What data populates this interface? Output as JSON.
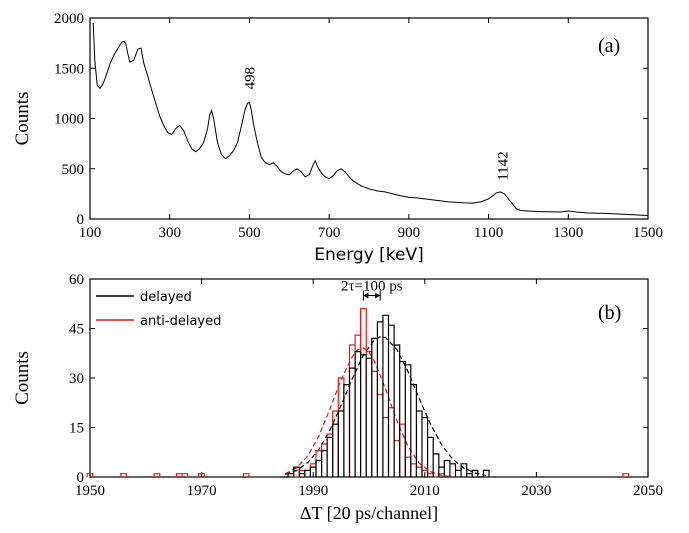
{
  "chart_data": [
    {
      "type": "line",
      "panel_label": "(a)",
      "xlabel": "Energy [keV]",
      "ylabel": "Counts",
      "xlim": [
        100,
        1500
      ],
      "ylim": [
        0,
        2000
      ],
      "x_ticks": [
        100,
        300,
        500,
        700,
        900,
        1100,
        1300,
        1500
      ],
      "y_ticks": [
        0,
        500,
        1000,
        1500,
        2000
      ],
      "annotations": [
        {
          "text": "498",
          "x": 498,
          "y": 1290
        },
        {
          "text": "1142",
          "x": 1132,
          "y": 380
        }
      ],
      "series": [
        {
          "color": "#000000",
          "x": [
            108,
            112,
            118,
            125,
            132,
            140,
            150,
            160,
            170,
            180,
            185,
            190,
            195,
            200,
            210,
            220,
            228,
            235,
            245,
            255,
            265,
            275,
            285,
            295,
            305,
            315,
            325,
            335,
            345,
            355,
            365,
            375,
            385,
            395,
            400,
            405,
            410,
            420,
            430,
            440,
            450,
            460,
            470,
            480,
            490,
            495,
            500,
            505,
            510,
            520,
            530,
            540,
            550,
            560,
            570,
            580,
            590,
            600,
            610,
            620,
            630,
            640,
            650,
            660,
            665,
            670,
            680,
            690,
            700,
            710,
            720,
            730,
            740,
            750,
            760,
            780,
            800,
            820,
            840,
            860,
            880,
            900,
            920,
            940,
            960,
            980,
            1000,
            1020,
            1040,
            1060,
            1080,
            1100,
            1110,
            1120,
            1130,
            1140,
            1150,
            1160,
            1170,
            1180,
            1200,
            1220,
            1250,
            1280,
            1300,
            1320,
            1350,
            1400,
            1450,
            1500
          ],
          "y": [
            1950,
            1580,
            1330,
            1300,
            1340,
            1420,
            1540,
            1630,
            1700,
            1760,
            1770,
            1740,
            1640,
            1560,
            1580,
            1690,
            1700,
            1550,
            1420,
            1280,
            1150,
            1020,
            930,
            860,
            840,
            900,
            930,
            880,
            780,
            700,
            670,
            700,
            760,
            900,
            1030,
            1080,
            1000,
            760,
            640,
            600,
            630,
            680,
            760,
            930,
            1100,
            1150,
            1160,
            1080,
            950,
            760,
            610,
            560,
            540,
            560,
            520,
            470,
            450,
            440,
            480,
            500,
            470,
            420,
            440,
            540,
            580,
            530,
            460,
            420,
            400,
            430,
            480,
            500,
            470,
            420,
            380,
            330,
            300,
            280,
            270,
            250,
            230,
            215,
            210,
            200,
            190,
            180,
            170,
            165,
            160,
            158,
            170,
            200,
            230,
            260,
            270,
            250,
            200,
            150,
            100,
            85,
            80,
            75,
            72,
            70,
            80,
            70,
            60,
            55,
            45,
            35
          ]
        }
      ]
    },
    {
      "type": "line",
      "panel_label": "(b)",
      "xlabel": "ΔT [20 ps/channel]",
      "ylabel": "Counts",
      "xlim": [
        1950,
        2050
      ],
      "ylim": [
        0,
        60
      ],
      "x_ticks": [
        1950,
        1970,
        1990,
        2010,
        2030,
        2050
      ],
      "y_ticks": [
        0,
        15,
        30,
        45,
        60
      ],
      "annotations": [
        {
          "text": "2τ=100 ps",
          "x": 2000.5,
          "y": 55
        }
      ],
      "legend": {
        "position": "top-left",
        "entries": [
          "delayed",
          "anti-delayed"
        ]
      },
      "series": [
        {
          "name": "delayed",
          "color": "#000000",
          "style": "histogram",
          "x": [
            1985,
            1986,
            1987,
            1988,
            1989,
            1990,
            1991,
            1992,
            1993,
            1994,
            1995,
            1996,
            1997,
            1998,
            1999,
            2000,
            2001,
            2002,
            2003,
            2004,
            2005,
            2006,
            2007,
            2008,
            2009,
            2010,
            2011,
            2012,
            2013,
            2014,
            2015,
            2016,
            2017,
            2018,
            2019,
            2020,
            2021
          ],
          "y": [
            0,
            1,
            3,
            1,
            2,
            3,
            5,
            8,
            12,
            16,
            20,
            28,
            33,
            38,
            37,
            36,
            42,
            47,
            49,
            46,
            40,
            35,
            34,
            28,
            20,
            18,
            12,
            7,
            3,
            5,
            4,
            2,
            4,
            1,
            2,
            0,
            2
          ]
        },
        {
          "name": "anti-delayed",
          "color": "#e31a1c",
          "style": "histogram",
          "x": [
            1950,
            1956,
            1962,
            1966,
            1967,
            1970,
            1978,
            1986,
            1987,
            1988,
            1989,
            1990,
            1991,
            1992,
            1993,
            1994,
            1995,
            1996,
            1997,
            1998,
            1999,
            2000,
            2001,
            2002,
            2003,
            2004,
            2005,
            2006,
            2007,
            2008,
            2009,
            2010,
            2011,
            2012,
            2013,
            2046
          ],
          "y": [
            1,
            1,
            1,
            1,
            1,
            1,
            1,
            1,
            0,
            2,
            2,
            4,
            8,
            10,
            13,
            20,
            30,
            28,
            40,
            43,
            51,
            38,
            32,
            25,
            18,
            21,
            11,
            16,
            6,
            4,
            3,
            2,
            1,
            0,
            1,
            1
          ]
        },
        {
          "name": "delayed fit",
          "color": "#000000",
          "style": "dashed",
          "x": [
            1985,
            1987,
            1989,
            1991,
            1993,
            1995,
            1997,
            1999,
            2001,
            2002,
            2003,
            2005,
            2007,
            2009,
            2011,
            2013,
            2015,
            2017,
            2019,
            2021
          ],
          "y": [
            0.8,
            2.0,
            4.3,
            8.3,
            14.2,
            21.7,
            29.8,
            37.0,
            41.6,
            42.5,
            42.2,
            38.6,
            31.9,
            23.8,
            16.1,
            9.8,
            5.4,
            2.7,
            1.2,
            0.5
          ]
        },
        {
          "name": "anti-delayed fit",
          "color": "#e31a1c",
          "style": "dashed",
          "x": [
            1985,
            1987,
            1989,
            1991,
            1993,
            1995,
            1997,
            1998,
            1999,
            2000,
            2001,
            2003,
            2005,
            2007,
            2009,
            2011,
            2013,
            2015
          ],
          "y": [
            1.0,
            2.8,
            6.3,
            12.4,
            20.6,
            29.5,
            36.5,
            38.6,
            39.1,
            37.9,
            35.0,
            26.6,
            17.0,
            9.2,
            4.2,
            1.6,
            0.5,
            0.1
          ]
        }
      ]
    }
  ]
}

■ ■ ■ ■

--- WHAT THE EXERCISE ASKS ---
Tally up the lines holding the word "xlabel" in the data above, and answer with that figure only.

--- REPLY ---
2